Pull each line holding "author" out of the entries below.
-- start Data excerpts --
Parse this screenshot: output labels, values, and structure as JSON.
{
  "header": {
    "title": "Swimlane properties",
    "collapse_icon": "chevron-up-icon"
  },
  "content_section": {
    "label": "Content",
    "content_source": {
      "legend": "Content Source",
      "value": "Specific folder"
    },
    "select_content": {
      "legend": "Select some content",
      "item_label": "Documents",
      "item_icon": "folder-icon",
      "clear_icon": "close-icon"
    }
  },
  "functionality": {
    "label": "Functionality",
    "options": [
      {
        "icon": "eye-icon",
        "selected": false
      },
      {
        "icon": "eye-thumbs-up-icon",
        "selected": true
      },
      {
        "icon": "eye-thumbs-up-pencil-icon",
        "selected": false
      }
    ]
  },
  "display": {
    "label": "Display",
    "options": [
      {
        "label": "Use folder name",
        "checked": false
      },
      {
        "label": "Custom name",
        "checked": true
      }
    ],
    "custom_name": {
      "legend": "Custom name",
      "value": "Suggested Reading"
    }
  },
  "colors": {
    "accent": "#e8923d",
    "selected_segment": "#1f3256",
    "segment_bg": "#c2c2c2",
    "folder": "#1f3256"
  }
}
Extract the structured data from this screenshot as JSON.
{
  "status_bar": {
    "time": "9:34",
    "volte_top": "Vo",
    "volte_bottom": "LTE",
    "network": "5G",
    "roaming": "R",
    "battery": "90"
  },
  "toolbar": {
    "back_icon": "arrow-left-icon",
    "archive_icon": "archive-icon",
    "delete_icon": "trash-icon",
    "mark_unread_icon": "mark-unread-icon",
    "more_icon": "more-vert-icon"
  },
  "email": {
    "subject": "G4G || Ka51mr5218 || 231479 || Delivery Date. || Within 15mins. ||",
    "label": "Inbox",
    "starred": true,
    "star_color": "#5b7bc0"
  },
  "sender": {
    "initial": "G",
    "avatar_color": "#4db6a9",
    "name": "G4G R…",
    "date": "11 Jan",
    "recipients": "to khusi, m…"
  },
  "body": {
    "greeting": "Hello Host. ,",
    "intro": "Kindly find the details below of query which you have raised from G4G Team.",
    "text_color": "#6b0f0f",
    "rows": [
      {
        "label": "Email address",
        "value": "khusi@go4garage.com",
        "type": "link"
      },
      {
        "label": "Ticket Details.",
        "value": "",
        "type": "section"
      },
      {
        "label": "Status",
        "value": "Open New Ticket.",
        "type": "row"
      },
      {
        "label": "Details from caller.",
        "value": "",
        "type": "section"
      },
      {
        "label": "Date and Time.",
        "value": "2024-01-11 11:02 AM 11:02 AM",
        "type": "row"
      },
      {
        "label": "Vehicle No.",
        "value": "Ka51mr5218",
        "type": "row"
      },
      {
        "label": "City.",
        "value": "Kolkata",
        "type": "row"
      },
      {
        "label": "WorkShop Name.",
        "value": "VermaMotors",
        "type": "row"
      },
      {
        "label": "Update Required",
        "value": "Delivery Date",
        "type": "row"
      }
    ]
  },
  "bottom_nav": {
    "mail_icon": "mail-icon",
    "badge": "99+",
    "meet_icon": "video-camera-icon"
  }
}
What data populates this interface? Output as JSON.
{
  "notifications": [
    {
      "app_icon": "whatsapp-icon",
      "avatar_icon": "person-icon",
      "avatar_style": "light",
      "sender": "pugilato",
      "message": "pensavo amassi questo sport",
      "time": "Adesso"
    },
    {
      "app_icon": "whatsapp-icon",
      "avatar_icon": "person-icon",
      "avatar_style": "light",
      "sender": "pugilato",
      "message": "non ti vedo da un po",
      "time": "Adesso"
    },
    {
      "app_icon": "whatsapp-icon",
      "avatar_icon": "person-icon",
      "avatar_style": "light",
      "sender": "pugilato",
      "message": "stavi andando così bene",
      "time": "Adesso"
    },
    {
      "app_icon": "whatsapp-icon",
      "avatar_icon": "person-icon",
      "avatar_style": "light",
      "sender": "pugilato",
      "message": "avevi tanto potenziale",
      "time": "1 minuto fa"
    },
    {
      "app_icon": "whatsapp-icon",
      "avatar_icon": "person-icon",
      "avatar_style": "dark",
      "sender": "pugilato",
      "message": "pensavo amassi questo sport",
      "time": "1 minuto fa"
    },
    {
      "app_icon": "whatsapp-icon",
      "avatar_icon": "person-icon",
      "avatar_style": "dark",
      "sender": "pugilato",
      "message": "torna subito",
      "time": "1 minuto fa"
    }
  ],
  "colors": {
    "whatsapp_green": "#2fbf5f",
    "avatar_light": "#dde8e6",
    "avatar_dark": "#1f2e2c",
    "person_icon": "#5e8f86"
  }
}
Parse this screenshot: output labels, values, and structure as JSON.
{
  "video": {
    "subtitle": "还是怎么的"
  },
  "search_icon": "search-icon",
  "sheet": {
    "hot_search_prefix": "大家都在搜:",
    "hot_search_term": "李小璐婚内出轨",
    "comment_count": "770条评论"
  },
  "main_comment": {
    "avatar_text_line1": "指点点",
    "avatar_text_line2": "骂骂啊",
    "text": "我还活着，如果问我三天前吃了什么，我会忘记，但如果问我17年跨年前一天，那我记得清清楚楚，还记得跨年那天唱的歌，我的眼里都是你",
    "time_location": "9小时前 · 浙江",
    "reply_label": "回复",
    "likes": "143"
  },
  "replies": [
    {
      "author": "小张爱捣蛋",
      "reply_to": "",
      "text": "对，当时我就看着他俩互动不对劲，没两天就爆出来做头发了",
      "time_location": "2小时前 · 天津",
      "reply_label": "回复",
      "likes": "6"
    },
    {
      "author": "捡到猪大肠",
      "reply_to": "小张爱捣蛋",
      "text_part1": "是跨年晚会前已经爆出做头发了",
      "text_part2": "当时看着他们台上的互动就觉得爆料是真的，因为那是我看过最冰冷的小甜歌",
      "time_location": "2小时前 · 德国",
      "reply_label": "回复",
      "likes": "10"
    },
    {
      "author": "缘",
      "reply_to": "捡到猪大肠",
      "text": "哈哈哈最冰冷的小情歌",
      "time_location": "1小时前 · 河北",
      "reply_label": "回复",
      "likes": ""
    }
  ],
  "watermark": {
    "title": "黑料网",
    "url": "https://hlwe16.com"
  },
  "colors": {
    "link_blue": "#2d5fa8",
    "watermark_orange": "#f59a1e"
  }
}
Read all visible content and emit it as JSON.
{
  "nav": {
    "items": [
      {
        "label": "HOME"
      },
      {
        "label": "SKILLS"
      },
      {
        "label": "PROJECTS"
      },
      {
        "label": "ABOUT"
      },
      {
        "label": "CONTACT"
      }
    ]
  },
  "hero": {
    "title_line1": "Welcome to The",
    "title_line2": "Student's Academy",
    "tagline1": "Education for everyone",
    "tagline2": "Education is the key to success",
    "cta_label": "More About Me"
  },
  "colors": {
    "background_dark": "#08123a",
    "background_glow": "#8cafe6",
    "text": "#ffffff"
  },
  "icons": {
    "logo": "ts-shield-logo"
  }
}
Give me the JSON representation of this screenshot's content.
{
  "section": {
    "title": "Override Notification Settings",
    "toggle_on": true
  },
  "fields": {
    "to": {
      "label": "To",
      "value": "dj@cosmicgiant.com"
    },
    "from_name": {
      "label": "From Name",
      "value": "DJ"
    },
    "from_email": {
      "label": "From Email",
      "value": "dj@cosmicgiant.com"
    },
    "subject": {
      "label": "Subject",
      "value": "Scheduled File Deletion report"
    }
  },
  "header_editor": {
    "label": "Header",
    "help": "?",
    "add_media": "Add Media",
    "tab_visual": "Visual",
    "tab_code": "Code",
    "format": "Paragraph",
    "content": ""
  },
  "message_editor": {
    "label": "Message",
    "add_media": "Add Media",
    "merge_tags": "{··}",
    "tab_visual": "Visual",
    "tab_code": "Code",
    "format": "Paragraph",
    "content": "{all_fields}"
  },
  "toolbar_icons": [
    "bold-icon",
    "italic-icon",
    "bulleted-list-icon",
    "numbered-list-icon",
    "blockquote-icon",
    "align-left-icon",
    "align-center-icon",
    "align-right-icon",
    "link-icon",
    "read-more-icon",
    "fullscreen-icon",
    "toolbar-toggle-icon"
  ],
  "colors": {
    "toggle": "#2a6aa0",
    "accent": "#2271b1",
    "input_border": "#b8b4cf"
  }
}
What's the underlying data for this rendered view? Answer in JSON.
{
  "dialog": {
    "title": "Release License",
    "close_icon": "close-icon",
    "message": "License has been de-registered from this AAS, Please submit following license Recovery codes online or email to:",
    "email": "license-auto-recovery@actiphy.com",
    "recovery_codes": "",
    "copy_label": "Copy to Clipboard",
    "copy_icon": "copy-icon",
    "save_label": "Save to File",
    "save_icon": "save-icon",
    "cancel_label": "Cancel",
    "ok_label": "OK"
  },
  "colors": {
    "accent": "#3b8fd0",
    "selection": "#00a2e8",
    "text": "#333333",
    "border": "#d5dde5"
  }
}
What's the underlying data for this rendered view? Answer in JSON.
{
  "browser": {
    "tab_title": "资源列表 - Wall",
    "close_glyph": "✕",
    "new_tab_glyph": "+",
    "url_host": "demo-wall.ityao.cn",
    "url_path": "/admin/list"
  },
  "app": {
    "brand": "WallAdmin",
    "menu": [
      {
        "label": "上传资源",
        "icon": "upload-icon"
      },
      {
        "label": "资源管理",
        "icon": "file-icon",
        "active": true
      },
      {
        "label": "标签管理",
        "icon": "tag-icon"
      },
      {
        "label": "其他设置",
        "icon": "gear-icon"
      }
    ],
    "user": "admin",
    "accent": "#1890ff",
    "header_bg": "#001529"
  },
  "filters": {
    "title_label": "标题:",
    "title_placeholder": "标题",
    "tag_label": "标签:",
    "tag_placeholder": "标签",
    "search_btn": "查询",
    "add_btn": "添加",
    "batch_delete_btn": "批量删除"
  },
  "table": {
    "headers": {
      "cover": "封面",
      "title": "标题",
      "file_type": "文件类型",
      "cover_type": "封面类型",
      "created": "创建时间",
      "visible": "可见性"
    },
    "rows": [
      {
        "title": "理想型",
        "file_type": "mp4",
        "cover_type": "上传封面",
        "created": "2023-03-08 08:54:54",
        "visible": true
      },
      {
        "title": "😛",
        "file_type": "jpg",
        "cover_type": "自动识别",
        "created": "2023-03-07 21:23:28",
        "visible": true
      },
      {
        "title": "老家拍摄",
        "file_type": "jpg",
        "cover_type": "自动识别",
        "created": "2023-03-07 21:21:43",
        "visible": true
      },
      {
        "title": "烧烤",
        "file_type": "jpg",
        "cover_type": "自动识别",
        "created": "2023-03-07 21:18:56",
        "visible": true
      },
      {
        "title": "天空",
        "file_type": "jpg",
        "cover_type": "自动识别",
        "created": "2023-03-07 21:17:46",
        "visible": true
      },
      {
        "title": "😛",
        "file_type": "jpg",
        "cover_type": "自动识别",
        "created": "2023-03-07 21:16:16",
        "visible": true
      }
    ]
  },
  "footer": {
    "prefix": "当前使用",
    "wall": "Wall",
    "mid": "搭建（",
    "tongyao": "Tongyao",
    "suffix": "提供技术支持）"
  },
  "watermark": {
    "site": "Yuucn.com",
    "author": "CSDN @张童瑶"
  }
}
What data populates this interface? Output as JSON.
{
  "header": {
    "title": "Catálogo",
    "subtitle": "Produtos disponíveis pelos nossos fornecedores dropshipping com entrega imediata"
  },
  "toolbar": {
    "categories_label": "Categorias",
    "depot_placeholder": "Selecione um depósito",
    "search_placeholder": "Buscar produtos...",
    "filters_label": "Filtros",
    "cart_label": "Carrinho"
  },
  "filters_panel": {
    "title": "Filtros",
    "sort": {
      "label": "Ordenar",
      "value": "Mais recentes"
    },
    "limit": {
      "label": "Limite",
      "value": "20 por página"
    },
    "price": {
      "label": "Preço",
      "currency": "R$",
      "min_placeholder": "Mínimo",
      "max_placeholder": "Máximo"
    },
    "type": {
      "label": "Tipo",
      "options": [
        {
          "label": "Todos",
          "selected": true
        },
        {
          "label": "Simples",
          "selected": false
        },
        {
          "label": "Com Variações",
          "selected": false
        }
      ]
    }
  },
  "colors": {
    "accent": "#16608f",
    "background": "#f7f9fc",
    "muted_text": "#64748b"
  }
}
-- end Data excerpts --
## [Finished exercise]
      "author": "小张爱捣蛋",
      "author": "捡到猪大肠",
      "author": "缘",
    "author": "CSDN @张童瑶"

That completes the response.